Data to use:
::::::
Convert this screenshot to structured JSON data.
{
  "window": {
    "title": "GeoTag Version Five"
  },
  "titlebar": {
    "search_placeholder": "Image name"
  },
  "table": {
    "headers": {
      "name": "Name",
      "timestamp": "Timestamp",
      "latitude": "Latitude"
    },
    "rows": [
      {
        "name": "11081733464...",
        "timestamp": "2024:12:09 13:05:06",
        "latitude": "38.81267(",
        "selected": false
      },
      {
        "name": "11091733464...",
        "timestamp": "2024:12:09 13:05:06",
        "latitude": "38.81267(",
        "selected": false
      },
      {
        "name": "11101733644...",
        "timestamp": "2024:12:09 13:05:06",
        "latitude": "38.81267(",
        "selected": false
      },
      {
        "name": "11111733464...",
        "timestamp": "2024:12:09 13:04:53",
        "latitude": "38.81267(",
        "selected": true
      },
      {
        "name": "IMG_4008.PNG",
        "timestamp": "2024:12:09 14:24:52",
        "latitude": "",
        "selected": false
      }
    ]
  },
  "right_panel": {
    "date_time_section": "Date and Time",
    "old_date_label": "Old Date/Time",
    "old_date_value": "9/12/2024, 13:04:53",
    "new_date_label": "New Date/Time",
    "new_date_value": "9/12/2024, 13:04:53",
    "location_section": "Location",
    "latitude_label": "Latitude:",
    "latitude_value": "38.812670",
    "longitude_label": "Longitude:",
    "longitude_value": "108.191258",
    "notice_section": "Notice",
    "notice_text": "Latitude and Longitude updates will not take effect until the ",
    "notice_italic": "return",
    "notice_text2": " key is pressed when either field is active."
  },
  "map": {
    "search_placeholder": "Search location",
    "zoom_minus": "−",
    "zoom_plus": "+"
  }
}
::::::
Given task: Extract all the entries word for word.

Result below:
Convert this screenshot to structured JSON data.
{
  "window": {
    "title": "GeoTag Version Five"
  },
  "titlebar": {
    "search_placeholder": "Image name"
  },
  "table": {
    "headers": {
      "name": "Name",
      "timestamp": "Timestamp",
      "latitude": "Latitude"
    },
    "rows": [
      {
        "name": "11081733464...",
        "timestamp": "2024:12:09 13:05:06",
        "latitude": "38.81267(",
        "selected": false
      },
      {
        "name": "11091733464...",
        "timestamp": "2024:12:09 13:05:06",
        "latitude": "38.81267(",
        "selected": false
      },
      {
        "name": "11101733644...",
        "timestamp": "2024:12:09 13:05:06",
        "latitude": "38.81267(",
        "selected": false
      },
      {
        "name": "11111733464...",
        "timestamp": "2024:12:09 13:04:53",
        "latitude": "38.81267(",
        "selected": true
      },
      {
        "name": "IMG_4008.PNG",
        "timestamp": "2024:12:09 14:24:52",
        "latitude": "",
        "selected": false
      }
    ]
  },
  "right_panel": {
    "date_time_section": "Date and Time",
    "old_date_label": "Old Date/Time",
    "old_date_value": "9/12/2024, 13:04:53",
    "new_date_label": "New Date/Time",
    "new_date_value": "9/12/2024, 13:04:53",
    "location_section": "Location",
    "latitude_label": "Latitude:",
    "latitude_value": "38.812670",
    "longitude_label": "Longitude:",
    "longitude_value": "108.191258",
    "notice_section": "Notice",
    "notice_text": "Latitude and Longitude updates will not take effect until the ",
    "notice_italic": "return",
    "notice_text2": " key is pressed when either field is active."
  },
  "map": {
    "search_placeholder": "Search location",
    "zoom_minus": "−",
    "zoom_plus": "+"
  }
}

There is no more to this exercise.